→ Your instructions
Restate the entries below word for word, omitting nothing.
--- Start Provided information ---
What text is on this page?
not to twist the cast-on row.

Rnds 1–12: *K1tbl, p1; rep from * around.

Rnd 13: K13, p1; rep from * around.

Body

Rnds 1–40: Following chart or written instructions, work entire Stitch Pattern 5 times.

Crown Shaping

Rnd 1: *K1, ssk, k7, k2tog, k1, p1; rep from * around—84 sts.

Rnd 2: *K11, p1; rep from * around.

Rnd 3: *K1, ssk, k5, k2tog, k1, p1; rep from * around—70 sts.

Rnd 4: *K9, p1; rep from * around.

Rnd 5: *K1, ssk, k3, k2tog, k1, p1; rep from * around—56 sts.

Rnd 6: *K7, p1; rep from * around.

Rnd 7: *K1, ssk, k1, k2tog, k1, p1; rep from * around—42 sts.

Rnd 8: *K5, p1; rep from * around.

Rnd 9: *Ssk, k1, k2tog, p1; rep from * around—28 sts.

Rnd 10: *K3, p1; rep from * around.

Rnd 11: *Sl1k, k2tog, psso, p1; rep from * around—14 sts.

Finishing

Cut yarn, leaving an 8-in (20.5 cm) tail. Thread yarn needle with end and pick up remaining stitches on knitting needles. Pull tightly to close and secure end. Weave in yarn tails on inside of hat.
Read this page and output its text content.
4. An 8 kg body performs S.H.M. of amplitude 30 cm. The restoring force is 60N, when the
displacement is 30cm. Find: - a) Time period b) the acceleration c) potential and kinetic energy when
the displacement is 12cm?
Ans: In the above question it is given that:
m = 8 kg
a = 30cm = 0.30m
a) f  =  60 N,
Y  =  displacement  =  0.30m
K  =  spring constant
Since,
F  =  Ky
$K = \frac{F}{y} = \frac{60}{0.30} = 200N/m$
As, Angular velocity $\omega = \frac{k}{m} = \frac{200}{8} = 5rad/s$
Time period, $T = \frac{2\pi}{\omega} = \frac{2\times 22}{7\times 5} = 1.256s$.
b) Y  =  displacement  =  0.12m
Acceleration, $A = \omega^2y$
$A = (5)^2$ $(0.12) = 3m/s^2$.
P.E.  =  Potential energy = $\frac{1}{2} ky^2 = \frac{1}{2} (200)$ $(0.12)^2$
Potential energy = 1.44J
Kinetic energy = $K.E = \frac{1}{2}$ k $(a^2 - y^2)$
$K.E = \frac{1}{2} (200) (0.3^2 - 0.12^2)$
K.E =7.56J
--- End Provided information ---
→ Task result
What text is on this page?
not to twist the cast-on row.

Rnds 1–12: *K1tbl, p1; rep from * around.

Rnd 13: K13, p1; rep from * around.

Body

Rnds 1–40: Following chart or written instructions, work entire Stitch Pattern 5 times.

Crown Shaping

Rnd 1: *K1, ssk, k7, k2tog, k1, p1; rep from * around—84 sts.

Rnd 2: *K11, p1; rep from * around.

Rnd 3: *K1, ssk, k5, k2tog, k1, p1; rep from * around—70 sts.

Rnd 4: *K9, p1; rep from * around.

Rnd 5: *K1, ssk, k3, k2tog, k1, p1; rep from * around—56 sts.

Rnd 6: *K7, p1; rep from * around.

Rnd 7: *K1, ssk, k1, k2tog, k1, p1; rep from * around—42 sts.

Rnd 8: *K5, p1; rep from * around.

Rnd 9: *Ssk, k1, k2tog, p1; rep from * around—28 sts.

Rnd 10: *K3, p1; rep from * around.

Rnd 11: *Sl1k, k2tog, psso, p1; rep from * around—14 sts.

Finishing

Cut yarn, leaving an 8-in (20.5 cm) tail. Thread yarn needle with end and pick up remaining stitches on knitting needles. Pull tightly to close and secure end. Weave in yarn tails on inside of hat.
Read this page and output its text content.
4. An 8 kg body performs S.H.M. of amplitude 30 cm. The restoring force is 60N, when the
displacement is 30cm. Find: - a) Time period b) the acceleration c) potential and kinetic energy when
the displacement is 12cm?
Ans: In the above question it is given that:
m = 8 kg
a = 30cm = 0.30m
a) f  =  60 N,
Y  =  displacement  =  0.30m
K  =  spring constant
Since,
F  =  Ky
$K = \frac{F}{y} = \frac{60}{0.30} = 200N/m$
As, Angular velocity $\omega = \frac{k}{m} = \frac{200}{8} = 5rad/s$
Time period, $T = \frac{2\pi}{\omega} = \frac{2\times 22}{7\times 5} = 1.256s$.
b) Y  =  displacement  =  0.12m
Acceleration, $A = \omega^2y$
$A = (5)^2$ $(0.12) = 3m/s^2$.
P.E.  =  Potential energy = $\frac{1}{2} ky^2 = \frac{1}{2} (200)$ $(0.12)^2$
Potential energy = 1.44J
Kinetic energy = $K.E = \frac{1}{2}$ k $(a^2 - y^2)$
$K.E = \frac{1}{2} (200) (0.3^2 - 0.12^2)$
K.E =7.56J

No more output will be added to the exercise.